* _TO BE DONE_: State the number of lines that contain the word "Gray", and add nothing else.
-- Start --
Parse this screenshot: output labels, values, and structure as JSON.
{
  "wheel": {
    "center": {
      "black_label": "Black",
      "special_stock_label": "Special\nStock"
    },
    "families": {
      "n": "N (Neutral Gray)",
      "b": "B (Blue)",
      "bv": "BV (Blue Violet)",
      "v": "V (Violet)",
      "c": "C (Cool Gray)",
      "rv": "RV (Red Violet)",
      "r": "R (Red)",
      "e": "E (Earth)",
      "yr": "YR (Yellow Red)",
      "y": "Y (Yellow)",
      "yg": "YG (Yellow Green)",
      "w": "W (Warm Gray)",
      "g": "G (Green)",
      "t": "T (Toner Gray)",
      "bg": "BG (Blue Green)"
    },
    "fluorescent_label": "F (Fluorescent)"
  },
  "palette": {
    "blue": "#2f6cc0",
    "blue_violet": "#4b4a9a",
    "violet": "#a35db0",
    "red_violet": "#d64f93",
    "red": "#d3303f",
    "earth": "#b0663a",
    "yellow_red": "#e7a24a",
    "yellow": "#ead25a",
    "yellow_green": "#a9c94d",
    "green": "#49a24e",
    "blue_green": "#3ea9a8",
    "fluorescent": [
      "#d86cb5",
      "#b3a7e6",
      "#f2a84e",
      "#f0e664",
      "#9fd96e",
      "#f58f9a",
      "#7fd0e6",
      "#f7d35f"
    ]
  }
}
-- End --
* _FINISHED TASK_: 4